PROBLEM DESCRIPTION:
Only lines with the word "apps" are needed; collect each of them from the listing below.

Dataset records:
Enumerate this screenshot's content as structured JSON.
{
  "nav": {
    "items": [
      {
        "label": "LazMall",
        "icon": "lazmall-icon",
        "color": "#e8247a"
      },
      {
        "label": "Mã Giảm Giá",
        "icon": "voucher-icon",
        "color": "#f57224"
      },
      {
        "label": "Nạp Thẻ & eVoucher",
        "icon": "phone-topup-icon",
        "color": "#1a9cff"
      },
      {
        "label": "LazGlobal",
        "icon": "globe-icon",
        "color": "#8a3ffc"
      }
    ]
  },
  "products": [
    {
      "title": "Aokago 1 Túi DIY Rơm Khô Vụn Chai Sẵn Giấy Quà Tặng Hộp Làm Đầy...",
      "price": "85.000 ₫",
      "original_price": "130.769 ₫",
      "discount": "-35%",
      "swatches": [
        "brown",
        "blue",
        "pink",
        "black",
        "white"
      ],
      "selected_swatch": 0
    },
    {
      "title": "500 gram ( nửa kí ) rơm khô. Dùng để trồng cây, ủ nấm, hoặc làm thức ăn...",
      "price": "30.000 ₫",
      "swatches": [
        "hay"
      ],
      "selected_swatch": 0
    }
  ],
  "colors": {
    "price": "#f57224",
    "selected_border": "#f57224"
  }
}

---

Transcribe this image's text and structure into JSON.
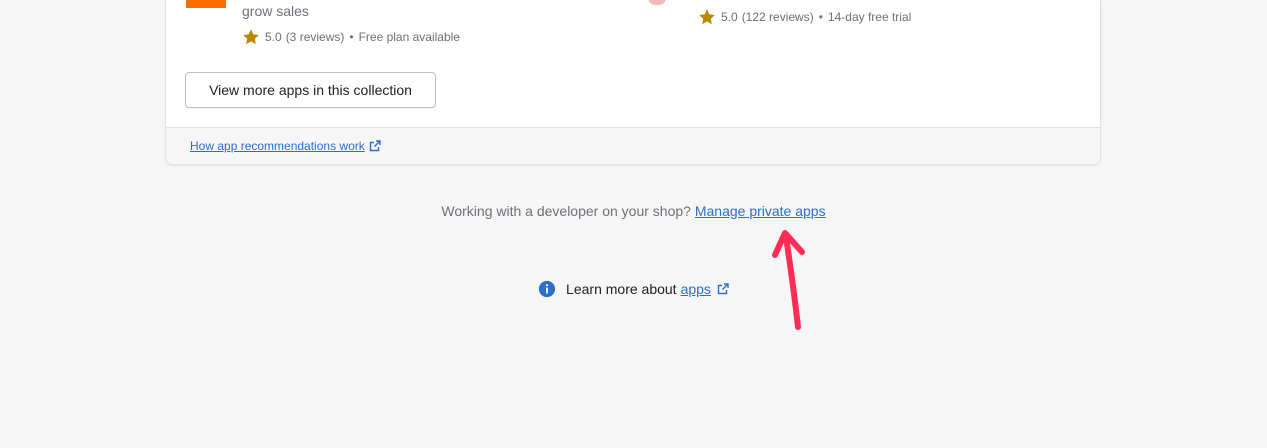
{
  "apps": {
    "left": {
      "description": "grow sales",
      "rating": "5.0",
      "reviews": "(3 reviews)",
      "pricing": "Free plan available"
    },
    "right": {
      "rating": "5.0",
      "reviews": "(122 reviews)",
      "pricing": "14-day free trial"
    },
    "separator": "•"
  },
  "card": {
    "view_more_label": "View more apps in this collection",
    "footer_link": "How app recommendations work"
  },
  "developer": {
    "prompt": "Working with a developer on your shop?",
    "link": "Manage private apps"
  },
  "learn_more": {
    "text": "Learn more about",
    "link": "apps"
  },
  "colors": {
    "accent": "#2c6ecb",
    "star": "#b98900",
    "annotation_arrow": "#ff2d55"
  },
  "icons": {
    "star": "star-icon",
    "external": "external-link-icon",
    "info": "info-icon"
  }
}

...

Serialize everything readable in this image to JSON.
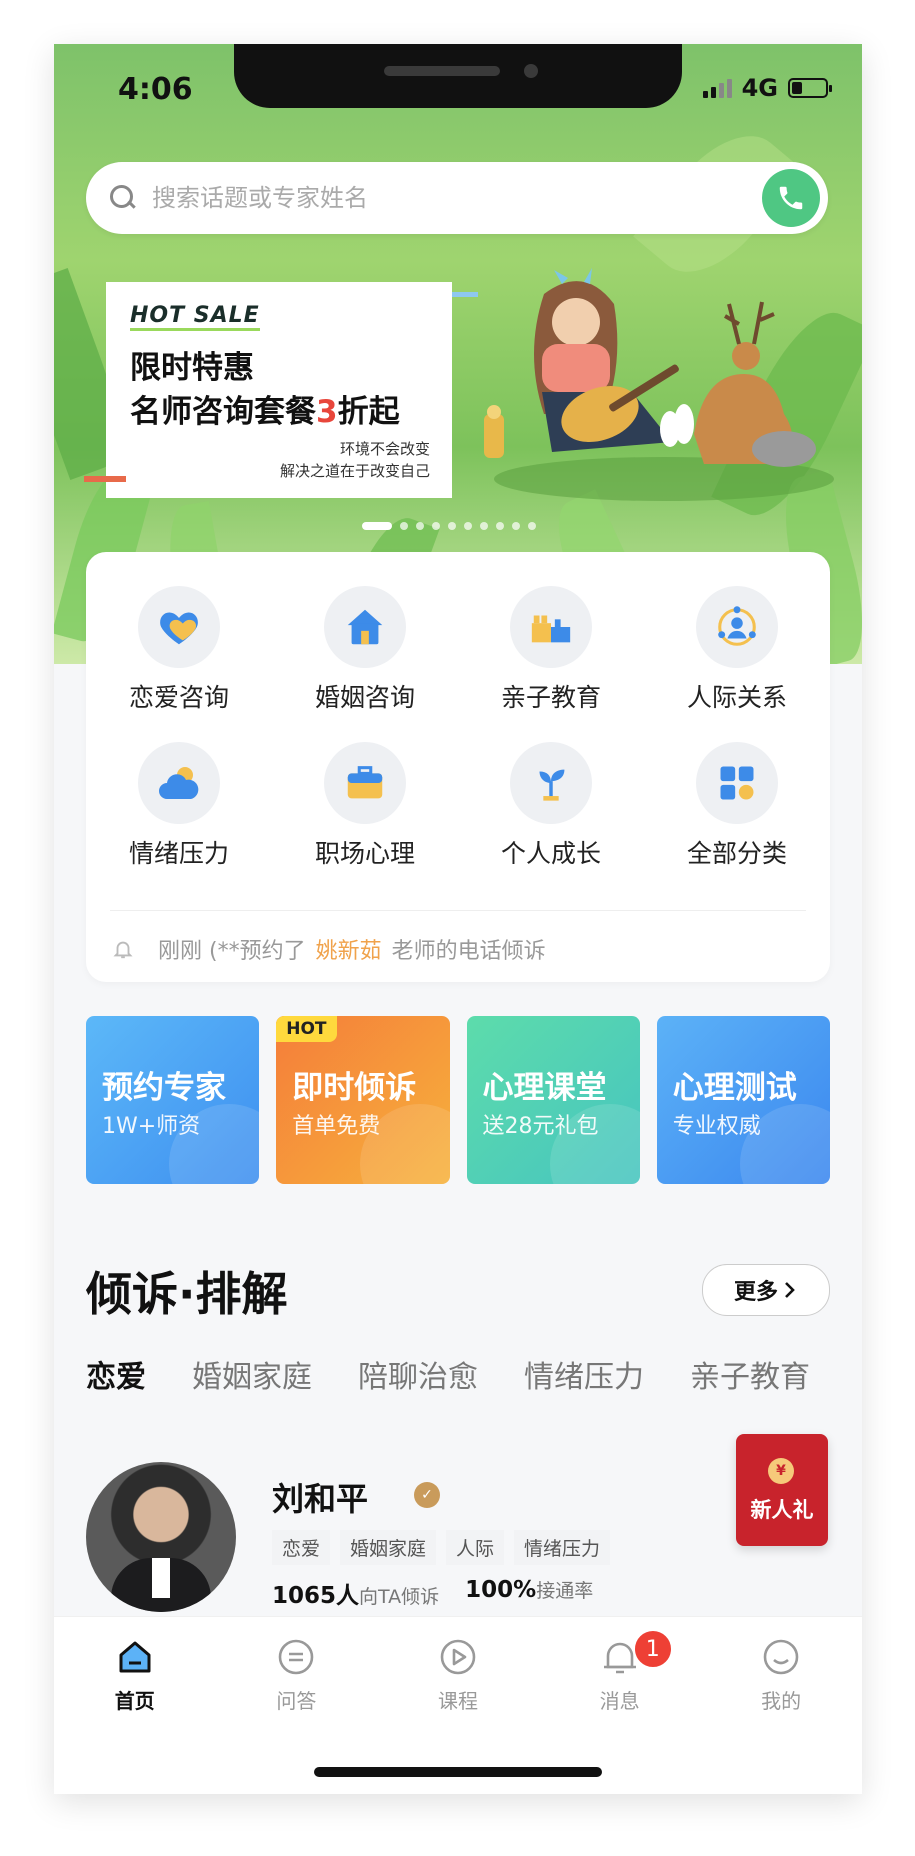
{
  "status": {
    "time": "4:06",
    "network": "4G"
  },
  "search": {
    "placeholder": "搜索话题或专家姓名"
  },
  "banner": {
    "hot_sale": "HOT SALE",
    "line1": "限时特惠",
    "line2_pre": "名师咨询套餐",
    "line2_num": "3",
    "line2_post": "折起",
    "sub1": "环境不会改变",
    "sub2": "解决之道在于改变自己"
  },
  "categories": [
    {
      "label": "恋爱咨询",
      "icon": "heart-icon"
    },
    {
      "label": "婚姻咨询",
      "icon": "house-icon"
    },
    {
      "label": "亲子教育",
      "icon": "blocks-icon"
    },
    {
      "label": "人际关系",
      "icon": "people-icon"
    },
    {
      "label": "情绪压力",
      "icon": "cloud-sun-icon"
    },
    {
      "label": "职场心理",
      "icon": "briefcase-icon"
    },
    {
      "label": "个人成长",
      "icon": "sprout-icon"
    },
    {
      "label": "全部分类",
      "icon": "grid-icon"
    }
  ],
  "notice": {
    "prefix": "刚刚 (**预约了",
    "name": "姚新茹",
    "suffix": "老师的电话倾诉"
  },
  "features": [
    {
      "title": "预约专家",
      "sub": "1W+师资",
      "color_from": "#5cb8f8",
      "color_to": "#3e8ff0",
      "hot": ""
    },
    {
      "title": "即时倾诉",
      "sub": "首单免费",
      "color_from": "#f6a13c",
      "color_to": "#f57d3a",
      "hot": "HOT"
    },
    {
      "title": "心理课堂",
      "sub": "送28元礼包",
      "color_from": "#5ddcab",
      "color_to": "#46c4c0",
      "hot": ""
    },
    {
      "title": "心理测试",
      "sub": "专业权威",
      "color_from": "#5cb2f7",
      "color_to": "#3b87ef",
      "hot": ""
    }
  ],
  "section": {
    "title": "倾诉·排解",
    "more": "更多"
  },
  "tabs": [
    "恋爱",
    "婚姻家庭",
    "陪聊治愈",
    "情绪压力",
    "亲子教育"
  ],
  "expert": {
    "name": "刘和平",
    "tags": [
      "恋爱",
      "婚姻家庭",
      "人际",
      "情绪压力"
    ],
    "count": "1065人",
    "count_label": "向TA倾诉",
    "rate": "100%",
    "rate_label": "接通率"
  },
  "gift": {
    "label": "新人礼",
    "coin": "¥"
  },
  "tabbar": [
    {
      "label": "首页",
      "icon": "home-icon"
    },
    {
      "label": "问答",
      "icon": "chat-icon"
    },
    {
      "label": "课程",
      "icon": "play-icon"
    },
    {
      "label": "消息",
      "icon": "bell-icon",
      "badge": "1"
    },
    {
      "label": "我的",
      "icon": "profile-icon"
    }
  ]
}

FULL ANSWER:
  "apps": {
    "view_more_label": "View more apps in this collection",
    "link": "Manage private apps"
    "link": "apps"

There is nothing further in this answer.